== TASK INPUTS ==

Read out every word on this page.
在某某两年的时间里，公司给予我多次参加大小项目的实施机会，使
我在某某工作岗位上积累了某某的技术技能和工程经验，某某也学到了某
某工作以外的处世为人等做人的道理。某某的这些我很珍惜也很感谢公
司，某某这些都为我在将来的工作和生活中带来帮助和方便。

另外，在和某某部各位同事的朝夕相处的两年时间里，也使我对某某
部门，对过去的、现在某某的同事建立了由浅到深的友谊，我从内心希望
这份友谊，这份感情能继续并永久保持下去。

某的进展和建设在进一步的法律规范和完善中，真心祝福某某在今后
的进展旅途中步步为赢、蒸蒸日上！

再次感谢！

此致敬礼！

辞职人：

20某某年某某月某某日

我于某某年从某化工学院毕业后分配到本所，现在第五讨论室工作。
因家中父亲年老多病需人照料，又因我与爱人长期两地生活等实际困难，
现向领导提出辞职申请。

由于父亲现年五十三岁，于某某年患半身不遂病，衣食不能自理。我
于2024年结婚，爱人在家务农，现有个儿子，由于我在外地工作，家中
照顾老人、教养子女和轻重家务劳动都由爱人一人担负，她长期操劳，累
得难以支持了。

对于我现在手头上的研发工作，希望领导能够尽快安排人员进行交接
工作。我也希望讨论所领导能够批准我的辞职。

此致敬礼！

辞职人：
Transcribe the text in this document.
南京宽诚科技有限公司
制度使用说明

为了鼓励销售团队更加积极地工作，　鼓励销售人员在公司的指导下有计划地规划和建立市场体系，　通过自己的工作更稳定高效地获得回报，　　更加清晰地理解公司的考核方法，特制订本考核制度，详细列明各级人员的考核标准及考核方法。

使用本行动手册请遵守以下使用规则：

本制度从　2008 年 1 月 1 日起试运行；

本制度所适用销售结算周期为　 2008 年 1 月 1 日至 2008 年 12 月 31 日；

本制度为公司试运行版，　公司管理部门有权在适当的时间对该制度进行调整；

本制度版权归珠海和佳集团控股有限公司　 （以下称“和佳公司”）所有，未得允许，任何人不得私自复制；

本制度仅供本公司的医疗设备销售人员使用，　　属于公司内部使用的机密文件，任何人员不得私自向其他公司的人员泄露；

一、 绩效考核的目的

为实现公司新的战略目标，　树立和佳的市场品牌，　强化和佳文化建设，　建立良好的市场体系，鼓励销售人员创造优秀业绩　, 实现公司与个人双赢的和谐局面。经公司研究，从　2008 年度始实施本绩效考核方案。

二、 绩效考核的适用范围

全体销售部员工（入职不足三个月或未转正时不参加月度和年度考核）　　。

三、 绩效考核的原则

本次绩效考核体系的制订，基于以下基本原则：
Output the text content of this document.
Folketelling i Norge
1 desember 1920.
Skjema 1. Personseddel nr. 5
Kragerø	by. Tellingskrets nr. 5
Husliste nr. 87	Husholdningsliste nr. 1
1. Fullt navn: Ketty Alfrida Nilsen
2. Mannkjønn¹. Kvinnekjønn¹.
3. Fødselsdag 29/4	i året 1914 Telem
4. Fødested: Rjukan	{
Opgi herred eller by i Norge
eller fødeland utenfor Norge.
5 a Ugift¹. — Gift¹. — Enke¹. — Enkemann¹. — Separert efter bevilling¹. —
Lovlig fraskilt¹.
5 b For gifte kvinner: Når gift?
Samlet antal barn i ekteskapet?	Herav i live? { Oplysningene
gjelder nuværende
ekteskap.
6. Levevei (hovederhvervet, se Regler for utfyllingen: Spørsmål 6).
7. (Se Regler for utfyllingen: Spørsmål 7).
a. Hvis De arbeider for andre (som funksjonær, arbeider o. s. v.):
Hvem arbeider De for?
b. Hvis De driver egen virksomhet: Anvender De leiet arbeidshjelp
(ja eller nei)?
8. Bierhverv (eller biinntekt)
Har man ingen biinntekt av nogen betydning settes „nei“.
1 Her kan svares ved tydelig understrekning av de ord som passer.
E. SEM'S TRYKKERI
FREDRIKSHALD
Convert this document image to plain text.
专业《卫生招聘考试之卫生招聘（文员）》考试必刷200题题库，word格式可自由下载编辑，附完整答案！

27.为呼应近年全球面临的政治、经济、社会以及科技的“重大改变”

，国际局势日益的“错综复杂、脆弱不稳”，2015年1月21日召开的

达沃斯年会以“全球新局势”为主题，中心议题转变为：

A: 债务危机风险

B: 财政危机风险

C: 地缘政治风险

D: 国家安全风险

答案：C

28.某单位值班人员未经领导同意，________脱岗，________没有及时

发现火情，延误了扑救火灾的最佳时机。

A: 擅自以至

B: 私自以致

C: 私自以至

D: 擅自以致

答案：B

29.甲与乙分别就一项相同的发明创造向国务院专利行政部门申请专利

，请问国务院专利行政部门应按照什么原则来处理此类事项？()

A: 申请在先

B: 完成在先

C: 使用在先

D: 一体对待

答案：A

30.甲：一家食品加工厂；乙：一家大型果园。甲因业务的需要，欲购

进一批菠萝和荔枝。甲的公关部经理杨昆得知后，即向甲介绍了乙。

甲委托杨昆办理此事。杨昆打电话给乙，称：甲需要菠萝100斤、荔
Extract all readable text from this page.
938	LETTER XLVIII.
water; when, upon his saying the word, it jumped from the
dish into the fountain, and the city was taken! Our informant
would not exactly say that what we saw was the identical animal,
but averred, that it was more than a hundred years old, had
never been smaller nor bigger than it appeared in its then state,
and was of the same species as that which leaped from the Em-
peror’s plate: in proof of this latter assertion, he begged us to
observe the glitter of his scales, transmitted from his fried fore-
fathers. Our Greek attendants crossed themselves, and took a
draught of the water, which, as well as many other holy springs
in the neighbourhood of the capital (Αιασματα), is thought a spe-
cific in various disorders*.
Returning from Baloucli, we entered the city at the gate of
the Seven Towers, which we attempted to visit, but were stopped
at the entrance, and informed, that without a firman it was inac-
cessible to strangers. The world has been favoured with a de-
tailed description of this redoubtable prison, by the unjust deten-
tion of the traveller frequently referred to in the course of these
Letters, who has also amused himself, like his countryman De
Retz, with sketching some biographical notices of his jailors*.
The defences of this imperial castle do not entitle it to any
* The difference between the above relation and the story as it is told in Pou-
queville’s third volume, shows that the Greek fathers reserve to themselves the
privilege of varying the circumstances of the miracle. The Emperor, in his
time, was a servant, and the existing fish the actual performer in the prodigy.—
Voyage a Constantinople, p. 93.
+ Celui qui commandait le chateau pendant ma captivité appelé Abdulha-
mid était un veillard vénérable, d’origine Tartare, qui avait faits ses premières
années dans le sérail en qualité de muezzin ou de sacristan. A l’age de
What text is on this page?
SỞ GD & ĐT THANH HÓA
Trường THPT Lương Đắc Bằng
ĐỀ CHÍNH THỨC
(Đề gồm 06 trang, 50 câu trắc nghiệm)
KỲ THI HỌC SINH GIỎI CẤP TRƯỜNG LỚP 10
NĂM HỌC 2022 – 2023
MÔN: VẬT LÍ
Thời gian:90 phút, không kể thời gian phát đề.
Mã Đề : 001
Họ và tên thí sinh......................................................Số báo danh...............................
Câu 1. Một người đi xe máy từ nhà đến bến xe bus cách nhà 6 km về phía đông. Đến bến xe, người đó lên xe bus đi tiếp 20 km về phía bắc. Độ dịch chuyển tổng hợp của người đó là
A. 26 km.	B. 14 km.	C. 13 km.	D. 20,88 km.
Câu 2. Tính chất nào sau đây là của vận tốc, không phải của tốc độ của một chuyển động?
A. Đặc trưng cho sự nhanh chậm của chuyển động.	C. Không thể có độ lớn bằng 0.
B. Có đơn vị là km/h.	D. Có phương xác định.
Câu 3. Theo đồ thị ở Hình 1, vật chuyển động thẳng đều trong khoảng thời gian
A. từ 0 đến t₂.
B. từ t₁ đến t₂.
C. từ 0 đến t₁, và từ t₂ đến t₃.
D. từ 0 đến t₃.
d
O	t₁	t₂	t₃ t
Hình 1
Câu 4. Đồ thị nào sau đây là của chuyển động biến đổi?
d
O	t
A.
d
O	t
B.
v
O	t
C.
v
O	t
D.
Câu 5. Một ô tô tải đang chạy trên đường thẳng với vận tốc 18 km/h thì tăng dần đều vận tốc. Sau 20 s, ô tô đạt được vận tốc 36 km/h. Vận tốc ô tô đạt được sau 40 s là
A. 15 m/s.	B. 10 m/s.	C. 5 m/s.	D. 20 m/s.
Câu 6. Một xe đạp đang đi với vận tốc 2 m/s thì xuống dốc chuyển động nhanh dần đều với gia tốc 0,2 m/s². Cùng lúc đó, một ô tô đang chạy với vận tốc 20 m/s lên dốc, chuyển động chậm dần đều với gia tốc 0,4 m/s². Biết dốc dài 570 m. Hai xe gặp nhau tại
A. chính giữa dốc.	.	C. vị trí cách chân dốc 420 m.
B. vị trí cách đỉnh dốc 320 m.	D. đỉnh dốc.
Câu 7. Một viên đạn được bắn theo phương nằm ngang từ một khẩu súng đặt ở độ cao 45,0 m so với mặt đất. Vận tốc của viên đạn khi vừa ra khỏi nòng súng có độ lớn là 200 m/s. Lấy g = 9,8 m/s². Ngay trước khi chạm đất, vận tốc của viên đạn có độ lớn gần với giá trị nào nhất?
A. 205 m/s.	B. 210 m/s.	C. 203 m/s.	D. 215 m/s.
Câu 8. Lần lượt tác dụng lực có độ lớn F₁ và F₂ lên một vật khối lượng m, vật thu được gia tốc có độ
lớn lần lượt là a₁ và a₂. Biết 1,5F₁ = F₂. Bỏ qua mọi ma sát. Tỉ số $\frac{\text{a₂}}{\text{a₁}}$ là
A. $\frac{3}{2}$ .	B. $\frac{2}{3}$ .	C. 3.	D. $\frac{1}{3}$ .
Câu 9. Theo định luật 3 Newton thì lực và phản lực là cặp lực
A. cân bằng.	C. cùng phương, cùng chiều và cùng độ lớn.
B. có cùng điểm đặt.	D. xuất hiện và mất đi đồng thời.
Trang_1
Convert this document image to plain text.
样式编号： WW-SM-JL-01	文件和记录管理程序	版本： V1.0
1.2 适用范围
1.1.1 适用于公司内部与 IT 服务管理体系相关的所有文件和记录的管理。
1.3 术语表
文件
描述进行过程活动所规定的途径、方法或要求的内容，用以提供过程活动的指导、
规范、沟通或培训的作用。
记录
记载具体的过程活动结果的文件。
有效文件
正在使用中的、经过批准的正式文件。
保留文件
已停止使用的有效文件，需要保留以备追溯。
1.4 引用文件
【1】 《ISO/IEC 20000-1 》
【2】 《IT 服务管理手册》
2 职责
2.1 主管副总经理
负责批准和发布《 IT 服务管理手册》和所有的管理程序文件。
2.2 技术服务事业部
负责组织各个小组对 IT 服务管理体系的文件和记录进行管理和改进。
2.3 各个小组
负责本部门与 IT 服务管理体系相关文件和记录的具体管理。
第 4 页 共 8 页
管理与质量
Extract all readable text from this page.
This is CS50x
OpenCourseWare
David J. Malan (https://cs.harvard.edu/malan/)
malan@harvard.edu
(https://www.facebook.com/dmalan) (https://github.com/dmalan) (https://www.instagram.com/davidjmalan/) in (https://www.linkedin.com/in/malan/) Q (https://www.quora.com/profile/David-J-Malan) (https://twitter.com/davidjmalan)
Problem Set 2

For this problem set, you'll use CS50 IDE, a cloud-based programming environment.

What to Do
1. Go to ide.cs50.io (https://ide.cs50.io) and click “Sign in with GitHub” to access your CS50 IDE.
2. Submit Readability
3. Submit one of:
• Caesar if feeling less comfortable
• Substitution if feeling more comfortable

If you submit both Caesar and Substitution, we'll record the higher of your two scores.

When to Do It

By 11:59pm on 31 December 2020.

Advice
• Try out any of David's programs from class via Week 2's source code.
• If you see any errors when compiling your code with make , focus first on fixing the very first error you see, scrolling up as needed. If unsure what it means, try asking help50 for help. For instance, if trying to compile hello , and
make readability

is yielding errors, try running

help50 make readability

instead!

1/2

===

TASK DESCRIPTION - Look over the listing. Pull out every line with the string "that" in it.

COMPLETE OUTPUT -
would not exactly say that what we saw was the identical animal,
but averred, that it was more than a hundred years old, had
and was of the same species as that which leaped from the Em-
at the entrance, and informed, that without a firman it was inac-
queville’s third volume, shows that the Greek fathers reserve to themselves the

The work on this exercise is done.